BRIEF A
In the dataset rows, from the first row through the line holding "data-label: 7% — [175, 123, 203, 145]", inclusive, can you update every "data-label" to "value-label" and leave everything else unchanged? Return only those lines.

EXTRACTED TEXT
Studio album by Sir Roland Hanna
- Released: October 29, 2002
- Recorded: June 2002
- Studio: SUNY Performing Arts Center, Purchase, NY
- Genre: Jazz
- Length: 72:11
- Label: IPO IPOC1002
- Producer: William F. Sorin

Sir Roland Hanna chronology
| Milano, Paris, New York: Finding John Lewis (2002) | Everything I Love (2002) | Tributaries: Reflections on Tommy Flanagan (2003) |

= Everything I Love (Roland Hanna album) =

Everything I Love is a solo album by pianist Sir Roland Hanna recorded in 2002 and released by IPO Recordings.

==Reception==

AllMusic reviewer Scott Yanow stated, "On Everything I Love, one of pianist Sir Roland Hanna's final recordings, he is in a relaxed mood, digging into a variety of strong melodies. Hanna, who is heard throughout playing solo, strides lightly, alters the mood and tempos enough to keep one's interest, and shows that he was a masterful interpreter. ... Hanna's style was based in swing but open to bop and later styles, and since he was very much a two-handed pianist, his solo outing is a constant delight."

(Items from a dataset)
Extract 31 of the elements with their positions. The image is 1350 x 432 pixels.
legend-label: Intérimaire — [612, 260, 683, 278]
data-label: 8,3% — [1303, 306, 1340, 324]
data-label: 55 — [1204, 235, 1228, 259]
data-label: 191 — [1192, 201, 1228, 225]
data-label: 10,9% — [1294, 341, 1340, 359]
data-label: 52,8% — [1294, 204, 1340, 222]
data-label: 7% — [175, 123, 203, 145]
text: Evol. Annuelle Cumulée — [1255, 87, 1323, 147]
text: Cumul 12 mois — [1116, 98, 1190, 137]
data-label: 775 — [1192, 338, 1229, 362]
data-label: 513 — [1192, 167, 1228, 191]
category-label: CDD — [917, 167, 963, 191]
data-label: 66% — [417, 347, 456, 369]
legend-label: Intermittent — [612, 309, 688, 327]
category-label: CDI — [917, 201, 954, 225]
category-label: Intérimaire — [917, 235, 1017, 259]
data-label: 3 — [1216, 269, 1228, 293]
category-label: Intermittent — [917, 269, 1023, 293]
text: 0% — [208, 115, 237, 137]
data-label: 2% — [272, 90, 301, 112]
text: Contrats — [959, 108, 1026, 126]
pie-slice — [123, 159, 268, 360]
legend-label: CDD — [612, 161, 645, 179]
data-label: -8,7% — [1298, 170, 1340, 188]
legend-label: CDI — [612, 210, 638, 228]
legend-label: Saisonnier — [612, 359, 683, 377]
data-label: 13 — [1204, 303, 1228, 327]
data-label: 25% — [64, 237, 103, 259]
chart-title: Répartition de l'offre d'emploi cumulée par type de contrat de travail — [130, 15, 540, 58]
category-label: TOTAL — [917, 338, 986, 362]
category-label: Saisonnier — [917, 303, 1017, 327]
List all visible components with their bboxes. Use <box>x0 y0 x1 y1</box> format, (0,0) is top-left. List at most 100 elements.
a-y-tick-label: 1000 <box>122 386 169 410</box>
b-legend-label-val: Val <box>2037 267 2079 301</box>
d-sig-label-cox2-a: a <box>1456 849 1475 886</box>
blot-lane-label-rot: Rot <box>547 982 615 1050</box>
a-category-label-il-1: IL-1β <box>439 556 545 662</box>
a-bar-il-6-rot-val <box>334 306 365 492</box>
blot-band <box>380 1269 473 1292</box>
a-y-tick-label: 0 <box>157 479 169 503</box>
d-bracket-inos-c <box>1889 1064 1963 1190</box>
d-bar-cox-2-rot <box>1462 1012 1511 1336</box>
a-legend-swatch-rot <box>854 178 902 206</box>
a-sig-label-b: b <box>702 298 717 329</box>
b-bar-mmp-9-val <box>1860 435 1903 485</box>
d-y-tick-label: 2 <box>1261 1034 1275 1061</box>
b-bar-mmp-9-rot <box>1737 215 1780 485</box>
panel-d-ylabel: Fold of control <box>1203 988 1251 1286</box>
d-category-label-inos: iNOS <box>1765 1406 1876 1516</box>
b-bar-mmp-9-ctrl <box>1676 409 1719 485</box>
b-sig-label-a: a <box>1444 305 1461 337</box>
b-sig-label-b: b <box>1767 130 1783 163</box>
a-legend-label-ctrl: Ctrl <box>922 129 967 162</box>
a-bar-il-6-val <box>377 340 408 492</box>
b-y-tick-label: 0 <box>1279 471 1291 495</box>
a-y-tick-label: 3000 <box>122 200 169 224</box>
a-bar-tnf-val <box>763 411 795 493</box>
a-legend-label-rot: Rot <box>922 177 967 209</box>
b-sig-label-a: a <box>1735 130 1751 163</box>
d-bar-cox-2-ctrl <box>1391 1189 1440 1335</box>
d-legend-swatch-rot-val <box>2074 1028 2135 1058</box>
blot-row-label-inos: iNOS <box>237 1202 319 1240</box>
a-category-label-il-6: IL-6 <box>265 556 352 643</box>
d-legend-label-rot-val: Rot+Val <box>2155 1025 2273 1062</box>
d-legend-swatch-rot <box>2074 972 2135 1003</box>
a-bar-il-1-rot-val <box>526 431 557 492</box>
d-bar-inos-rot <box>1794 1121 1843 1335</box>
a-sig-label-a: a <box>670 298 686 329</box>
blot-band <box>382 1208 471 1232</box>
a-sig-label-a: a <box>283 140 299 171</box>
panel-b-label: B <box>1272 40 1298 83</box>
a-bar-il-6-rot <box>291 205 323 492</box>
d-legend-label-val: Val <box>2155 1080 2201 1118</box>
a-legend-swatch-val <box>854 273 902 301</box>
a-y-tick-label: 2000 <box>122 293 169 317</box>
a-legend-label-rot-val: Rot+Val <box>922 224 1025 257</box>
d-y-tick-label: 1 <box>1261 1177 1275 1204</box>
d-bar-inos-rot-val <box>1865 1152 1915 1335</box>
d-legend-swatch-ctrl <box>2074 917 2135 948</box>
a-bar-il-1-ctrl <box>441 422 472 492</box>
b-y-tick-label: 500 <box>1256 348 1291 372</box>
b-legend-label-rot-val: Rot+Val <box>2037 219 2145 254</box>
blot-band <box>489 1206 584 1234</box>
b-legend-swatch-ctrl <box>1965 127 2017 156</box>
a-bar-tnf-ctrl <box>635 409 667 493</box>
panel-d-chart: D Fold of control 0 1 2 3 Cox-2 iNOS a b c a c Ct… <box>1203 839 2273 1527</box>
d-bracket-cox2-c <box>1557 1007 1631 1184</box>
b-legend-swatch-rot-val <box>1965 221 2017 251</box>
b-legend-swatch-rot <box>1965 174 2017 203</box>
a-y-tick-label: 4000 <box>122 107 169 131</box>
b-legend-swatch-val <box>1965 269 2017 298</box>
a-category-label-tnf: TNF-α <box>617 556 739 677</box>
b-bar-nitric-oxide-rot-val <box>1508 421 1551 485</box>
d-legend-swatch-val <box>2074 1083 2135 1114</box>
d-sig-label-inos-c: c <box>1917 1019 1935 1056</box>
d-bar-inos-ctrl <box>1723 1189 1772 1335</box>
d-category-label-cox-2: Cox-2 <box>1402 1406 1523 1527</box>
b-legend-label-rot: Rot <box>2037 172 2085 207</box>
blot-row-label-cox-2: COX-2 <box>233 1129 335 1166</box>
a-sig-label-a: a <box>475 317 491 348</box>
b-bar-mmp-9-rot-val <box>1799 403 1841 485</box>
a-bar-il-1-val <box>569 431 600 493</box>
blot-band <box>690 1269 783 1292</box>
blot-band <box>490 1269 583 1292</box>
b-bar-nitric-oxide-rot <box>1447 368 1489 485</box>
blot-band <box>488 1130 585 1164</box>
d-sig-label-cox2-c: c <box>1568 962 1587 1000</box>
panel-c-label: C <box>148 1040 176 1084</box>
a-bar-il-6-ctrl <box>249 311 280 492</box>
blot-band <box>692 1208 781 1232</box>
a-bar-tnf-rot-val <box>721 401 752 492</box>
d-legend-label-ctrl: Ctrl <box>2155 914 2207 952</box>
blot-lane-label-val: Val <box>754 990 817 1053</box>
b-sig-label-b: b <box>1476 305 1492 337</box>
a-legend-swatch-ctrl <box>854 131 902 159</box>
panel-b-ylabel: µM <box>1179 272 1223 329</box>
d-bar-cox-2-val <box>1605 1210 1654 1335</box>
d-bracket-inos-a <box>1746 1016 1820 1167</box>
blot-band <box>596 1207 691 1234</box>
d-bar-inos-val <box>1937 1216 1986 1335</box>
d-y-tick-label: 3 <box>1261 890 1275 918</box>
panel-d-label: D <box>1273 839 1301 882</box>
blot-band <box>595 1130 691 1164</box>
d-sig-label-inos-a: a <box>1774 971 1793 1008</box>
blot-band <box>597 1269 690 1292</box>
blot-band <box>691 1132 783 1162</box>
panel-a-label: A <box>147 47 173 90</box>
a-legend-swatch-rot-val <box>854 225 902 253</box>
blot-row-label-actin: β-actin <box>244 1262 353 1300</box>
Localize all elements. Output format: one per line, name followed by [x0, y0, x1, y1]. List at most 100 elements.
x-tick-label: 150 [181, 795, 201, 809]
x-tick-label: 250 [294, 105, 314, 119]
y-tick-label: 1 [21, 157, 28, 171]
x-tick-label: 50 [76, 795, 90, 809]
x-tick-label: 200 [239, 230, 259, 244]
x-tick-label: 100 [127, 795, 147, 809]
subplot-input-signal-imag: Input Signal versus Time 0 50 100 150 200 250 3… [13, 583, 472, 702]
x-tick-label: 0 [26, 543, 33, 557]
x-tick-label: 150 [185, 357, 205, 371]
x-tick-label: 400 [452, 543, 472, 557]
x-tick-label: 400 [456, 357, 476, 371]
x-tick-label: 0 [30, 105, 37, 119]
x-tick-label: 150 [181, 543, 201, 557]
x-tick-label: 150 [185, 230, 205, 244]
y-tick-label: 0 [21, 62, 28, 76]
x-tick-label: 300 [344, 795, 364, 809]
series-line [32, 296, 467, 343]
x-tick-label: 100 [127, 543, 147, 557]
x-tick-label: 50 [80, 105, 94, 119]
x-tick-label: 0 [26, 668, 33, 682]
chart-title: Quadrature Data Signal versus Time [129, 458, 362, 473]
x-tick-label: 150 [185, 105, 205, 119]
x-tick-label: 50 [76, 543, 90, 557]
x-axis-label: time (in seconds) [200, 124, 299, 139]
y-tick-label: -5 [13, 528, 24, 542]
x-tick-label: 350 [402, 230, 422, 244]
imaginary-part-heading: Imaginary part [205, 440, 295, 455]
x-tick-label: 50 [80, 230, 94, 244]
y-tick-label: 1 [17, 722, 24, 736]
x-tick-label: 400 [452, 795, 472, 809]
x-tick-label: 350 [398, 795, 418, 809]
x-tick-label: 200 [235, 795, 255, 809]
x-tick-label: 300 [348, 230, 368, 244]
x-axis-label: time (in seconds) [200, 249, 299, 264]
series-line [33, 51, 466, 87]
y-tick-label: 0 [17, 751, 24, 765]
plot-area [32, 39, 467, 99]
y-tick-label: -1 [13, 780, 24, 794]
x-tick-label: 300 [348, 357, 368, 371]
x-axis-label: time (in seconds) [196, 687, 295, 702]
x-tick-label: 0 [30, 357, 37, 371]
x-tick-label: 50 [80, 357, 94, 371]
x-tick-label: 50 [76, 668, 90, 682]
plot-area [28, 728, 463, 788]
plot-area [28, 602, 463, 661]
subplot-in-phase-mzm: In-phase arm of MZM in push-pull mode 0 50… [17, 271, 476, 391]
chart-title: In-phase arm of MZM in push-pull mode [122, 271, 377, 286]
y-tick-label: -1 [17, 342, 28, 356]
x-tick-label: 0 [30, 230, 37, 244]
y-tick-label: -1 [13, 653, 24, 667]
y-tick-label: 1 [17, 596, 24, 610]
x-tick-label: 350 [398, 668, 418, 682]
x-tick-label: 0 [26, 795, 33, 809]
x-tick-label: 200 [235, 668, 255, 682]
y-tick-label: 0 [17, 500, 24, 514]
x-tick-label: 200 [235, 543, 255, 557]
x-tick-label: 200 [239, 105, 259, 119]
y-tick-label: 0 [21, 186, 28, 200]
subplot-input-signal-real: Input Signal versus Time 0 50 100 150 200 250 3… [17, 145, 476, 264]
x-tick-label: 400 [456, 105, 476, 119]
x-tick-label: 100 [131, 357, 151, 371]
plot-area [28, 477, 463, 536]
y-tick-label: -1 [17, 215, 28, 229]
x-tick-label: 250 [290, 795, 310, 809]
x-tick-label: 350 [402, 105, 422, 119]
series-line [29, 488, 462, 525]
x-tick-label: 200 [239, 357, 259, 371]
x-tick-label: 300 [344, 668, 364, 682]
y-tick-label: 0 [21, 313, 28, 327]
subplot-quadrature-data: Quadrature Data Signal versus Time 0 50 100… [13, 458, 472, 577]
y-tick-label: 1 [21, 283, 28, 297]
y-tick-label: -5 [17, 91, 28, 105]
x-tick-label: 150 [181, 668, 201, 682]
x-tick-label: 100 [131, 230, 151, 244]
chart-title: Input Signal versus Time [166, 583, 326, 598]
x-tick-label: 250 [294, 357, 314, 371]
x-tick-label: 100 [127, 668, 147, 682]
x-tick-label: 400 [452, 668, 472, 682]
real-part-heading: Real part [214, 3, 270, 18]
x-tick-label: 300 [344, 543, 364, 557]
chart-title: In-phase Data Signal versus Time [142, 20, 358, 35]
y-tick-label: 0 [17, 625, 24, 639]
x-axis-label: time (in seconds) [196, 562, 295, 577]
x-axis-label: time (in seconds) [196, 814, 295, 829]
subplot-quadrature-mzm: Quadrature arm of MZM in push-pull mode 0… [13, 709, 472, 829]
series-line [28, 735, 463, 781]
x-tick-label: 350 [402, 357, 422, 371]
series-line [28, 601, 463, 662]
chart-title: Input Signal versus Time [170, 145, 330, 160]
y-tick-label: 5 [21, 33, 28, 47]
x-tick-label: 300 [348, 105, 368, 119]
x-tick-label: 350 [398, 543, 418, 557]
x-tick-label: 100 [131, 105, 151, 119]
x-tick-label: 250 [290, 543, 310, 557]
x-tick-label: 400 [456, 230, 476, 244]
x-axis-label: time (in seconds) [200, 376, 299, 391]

BRIEF B
Answer these from the album article:
(i) In which studio was the album recorded?
(ii) Who produced it?
(iii) Which AllMusic reviewer is quoted?

CORRECT OUTPUT A
Extract 31 of the elements with their positions. The image is 1350 x 432 pixels.
legend-label: Intérimaire — [612, 260, 683, 278]
value-label: 8,3% — [1303, 306, 1340, 324]
value-label: 55 — [1204, 235, 1228, 259]
value-label: 191 — [1192, 201, 1228, 225]
value-label: 10,9% — [1294, 341, 1340, 359]
value-label: 52,8% — [1294, 204, 1340, 222]
value-label: 7% — [175, 123, 203, 145]

CORRECT OUTPUT B
(i) SUNY Performing Arts Center, Purchase, NY
(ii) William F. Sorin
(iii) Scott Yanow